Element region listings
----------------

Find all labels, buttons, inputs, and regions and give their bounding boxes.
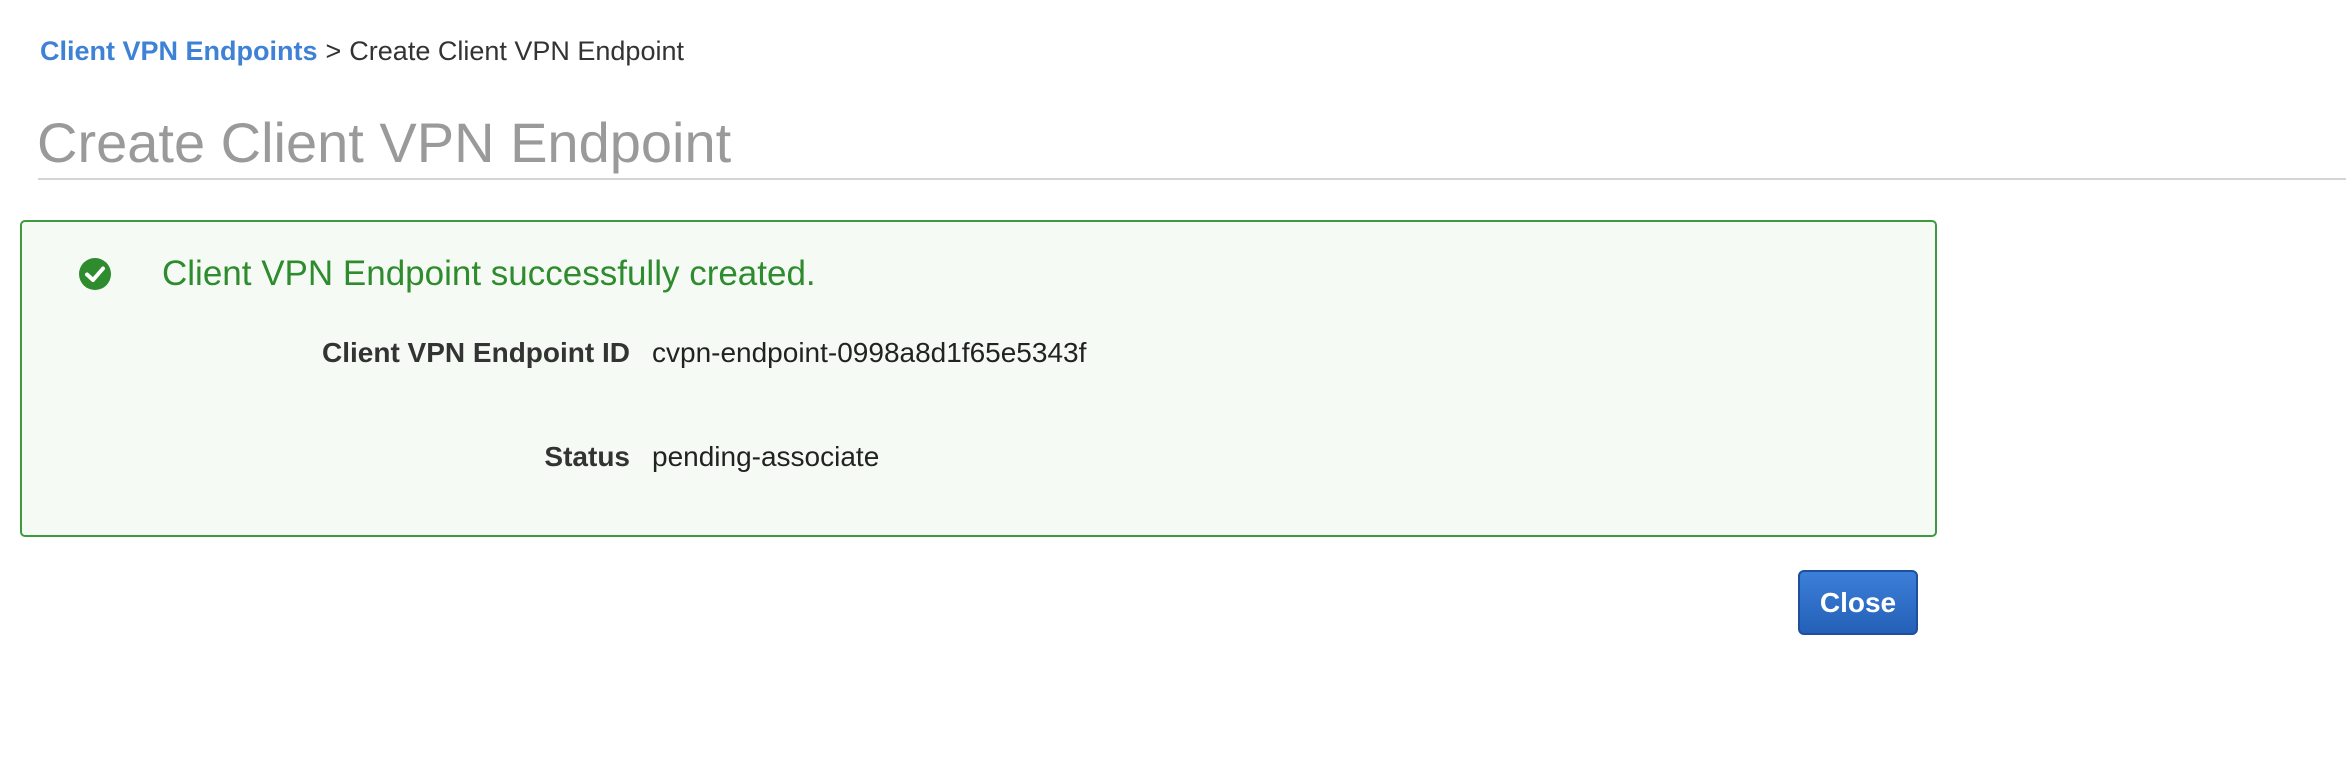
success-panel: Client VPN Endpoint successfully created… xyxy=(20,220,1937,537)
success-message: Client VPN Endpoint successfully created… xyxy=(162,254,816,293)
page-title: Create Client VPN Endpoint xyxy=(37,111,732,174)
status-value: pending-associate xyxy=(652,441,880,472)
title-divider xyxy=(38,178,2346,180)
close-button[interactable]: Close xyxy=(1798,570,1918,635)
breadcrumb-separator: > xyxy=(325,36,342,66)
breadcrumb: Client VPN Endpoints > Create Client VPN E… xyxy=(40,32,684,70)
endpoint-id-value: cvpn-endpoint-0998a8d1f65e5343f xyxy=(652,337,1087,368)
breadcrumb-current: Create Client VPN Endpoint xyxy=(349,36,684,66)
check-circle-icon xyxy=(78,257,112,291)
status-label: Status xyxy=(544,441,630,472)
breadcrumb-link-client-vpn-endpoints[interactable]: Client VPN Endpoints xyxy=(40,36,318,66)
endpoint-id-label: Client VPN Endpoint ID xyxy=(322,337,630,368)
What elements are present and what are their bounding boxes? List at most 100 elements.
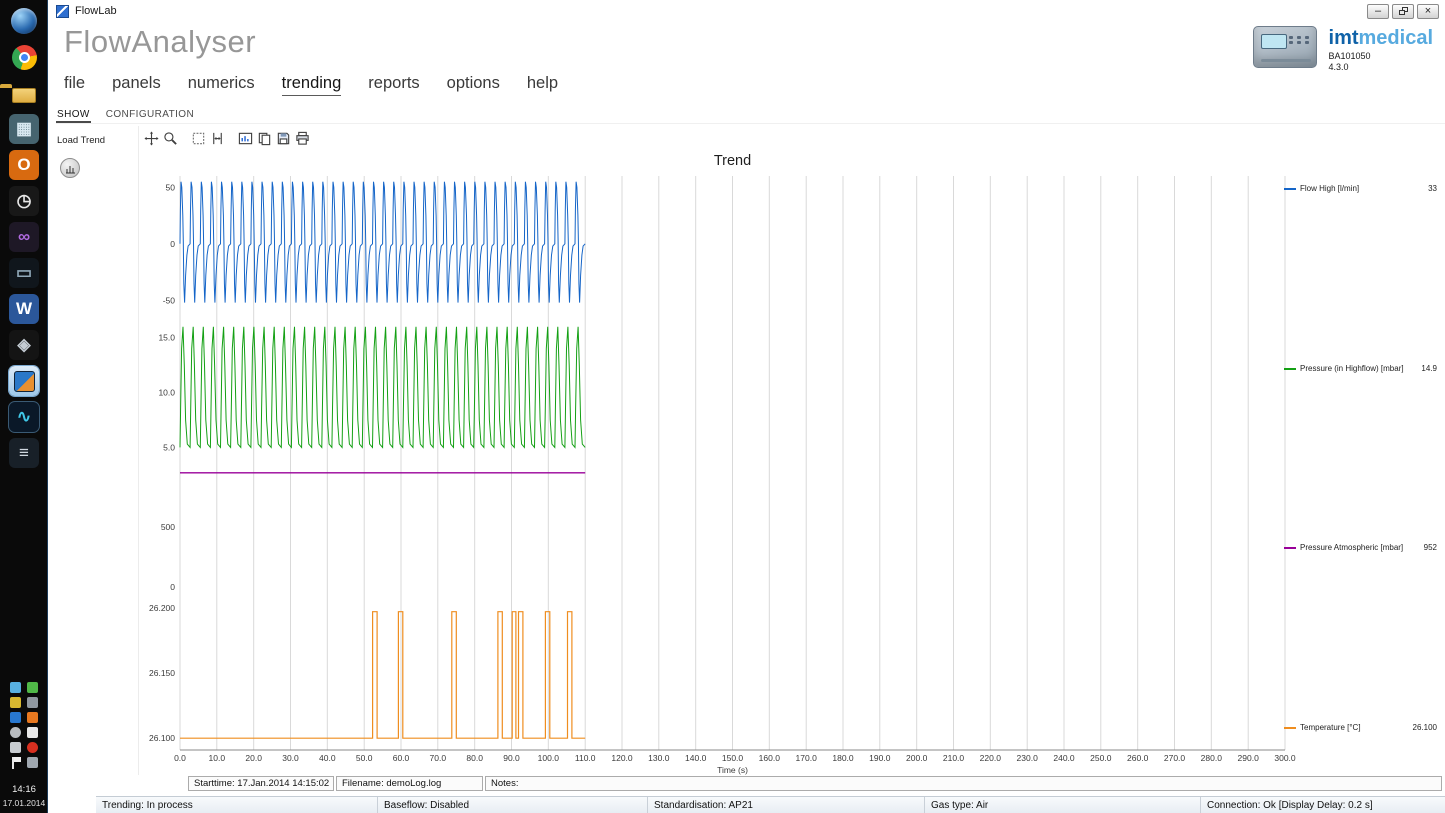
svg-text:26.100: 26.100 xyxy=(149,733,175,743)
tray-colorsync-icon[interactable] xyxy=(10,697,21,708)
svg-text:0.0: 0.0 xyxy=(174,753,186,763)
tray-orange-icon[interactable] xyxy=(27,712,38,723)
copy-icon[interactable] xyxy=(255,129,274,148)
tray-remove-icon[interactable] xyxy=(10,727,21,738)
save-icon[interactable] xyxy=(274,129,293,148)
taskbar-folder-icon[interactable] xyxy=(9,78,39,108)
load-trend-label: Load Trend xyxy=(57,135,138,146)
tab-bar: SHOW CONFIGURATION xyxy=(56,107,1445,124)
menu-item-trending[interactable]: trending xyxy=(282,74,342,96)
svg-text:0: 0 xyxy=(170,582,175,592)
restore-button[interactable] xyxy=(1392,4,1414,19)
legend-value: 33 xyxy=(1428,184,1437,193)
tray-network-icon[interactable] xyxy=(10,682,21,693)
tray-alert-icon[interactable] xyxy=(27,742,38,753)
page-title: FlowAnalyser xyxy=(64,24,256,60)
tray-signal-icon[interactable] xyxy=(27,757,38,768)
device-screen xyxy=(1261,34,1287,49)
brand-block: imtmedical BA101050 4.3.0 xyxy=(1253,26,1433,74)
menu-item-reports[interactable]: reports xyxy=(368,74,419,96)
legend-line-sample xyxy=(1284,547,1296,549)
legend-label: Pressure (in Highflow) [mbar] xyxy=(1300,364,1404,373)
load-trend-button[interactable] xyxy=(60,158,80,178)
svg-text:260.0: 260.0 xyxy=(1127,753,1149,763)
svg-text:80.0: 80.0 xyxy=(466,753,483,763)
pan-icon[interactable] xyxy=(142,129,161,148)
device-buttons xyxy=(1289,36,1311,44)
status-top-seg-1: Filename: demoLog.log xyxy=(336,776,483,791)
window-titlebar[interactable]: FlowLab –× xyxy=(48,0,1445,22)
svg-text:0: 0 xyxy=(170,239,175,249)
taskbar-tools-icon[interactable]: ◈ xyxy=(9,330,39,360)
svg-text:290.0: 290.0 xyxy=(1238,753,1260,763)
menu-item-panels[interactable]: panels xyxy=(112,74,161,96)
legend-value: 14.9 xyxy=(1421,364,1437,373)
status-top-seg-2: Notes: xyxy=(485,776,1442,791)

----------------

**Stated task**
Reproduce every line of the entries above word for word, leaving out the pictures.

**Exercise result**
Find all labels, buttons, inputs, and regions and give their bounding boxes.
success-panel: Client VPN Endpoint successfully created… xyxy=(20,220,1937,537)
success-message: Client VPN Endpoint successfully created… xyxy=(162,254,816,293)
page-title: Create Client VPN Endpoint xyxy=(37,111,732,174)
status-value: pending-associate xyxy=(652,441,880,472)
title-divider xyxy=(38,178,2346,180)
close-button[interactable]: Close xyxy=(1798,570,1918,635)
breadcrumb-separator: > xyxy=(325,36,342,66)
breadcrumb: Client VPN Endpoints > Create Client VPN E… xyxy=(40,32,684,70)
endpoint-id-value: cvpn-endpoint-0998a8d1f65e5343f xyxy=(652,337,1087,368)
breadcrumb-current: Create Client VPN Endpoint xyxy=(349,36,684,66)
check-circle-icon xyxy=(78,257,112,291)
status-label: Status xyxy=(544,441,630,472)
breadcrumb-link-client-vpn-endpoints[interactable]: Client VPN Endpoints xyxy=(40,36,318,66)
endpoint-id-label: Client VPN Endpoint ID xyxy=(322,337,630,368)
What elements are present and what are their bounding boxes? List at most 100 elements.
svg-text:26.100: 26.100 xyxy=(149,733,175,743)
tray-colorsync-icon[interactable] xyxy=(10,697,21,708)
svg-text:0.0: 0.0 xyxy=(174,753,186,763)
tray-orange-icon[interactable] xyxy=(27,712,38,723)
copy-icon[interactable] xyxy=(255,129,274,148)
tray-remove-icon[interactable] xyxy=(10,727,21,738)
save-icon[interactable] xyxy=(274,129,293,148)
taskbar-folder-icon[interactable] xyxy=(9,78,39,108)
load-trend-label: Load Trend xyxy=(57,135,138,146)
tab-bar: SHOW CONFIGURATION xyxy=(56,107,1445,124)
menu-item-trending[interactable]: trending xyxy=(282,74,342,96)
svg-text:0: 0 xyxy=(170,582,175,592)
restore-button[interactable] xyxy=(1392,4,1414,19)
legend-value: 33 xyxy=(1428,184,1437,193)
tray-network-icon[interactable] xyxy=(10,682,21,693)
tray-alert-icon[interactable] xyxy=(27,742,38,753)
page-title: FlowAnalyser xyxy=(64,24,256,60)
tray-signal-icon[interactable] xyxy=(27,757,38,768)
device-screen xyxy=(1261,34,1287,49)
brand-block: imtmedical BA101050 4.3.0 xyxy=(1253,26,1433,74)
menu-item-reports[interactable]: reports xyxy=(368,74,419,96)
legend-line-sample xyxy=(1284,547,1296,549)
legend-label: Pressure (in Highflow) [mbar] xyxy=(1300,364,1404,373)
load-trend-button[interactable] xyxy=(60,158,80,178)
svg-text:260.0: 260.0 xyxy=(1127,753,1149,763)
svg-text:80.0: 80.0 xyxy=(466,753,483,763)
pan-icon[interactable] xyxy=(142,129,161,148)
device-buttons xyxy=(1289,36,1311,44)
status-top-seg-1: Filename: demoLog.log xyxy=(336,776,483,791)
window-titlebar[interactable]: FlowLab –× xyxy=(48,0,1445,22)
svg-text:0: 0 xyxy=(170,239,175,249)
taskbar-tools-icon[interactable]: ◈ xyxy=(9,330,39,360)
svg-text:290.0: 290.0 xyxy=(1238,753,1260,763)
menu-item-panels[interactable]: panels xyxy=(112,74,161,96)
legend-value: 14.9 xyxy=(1421,364,1437,373)
status-top-seg-2: Notes: xyxy=(485,776,1442,791)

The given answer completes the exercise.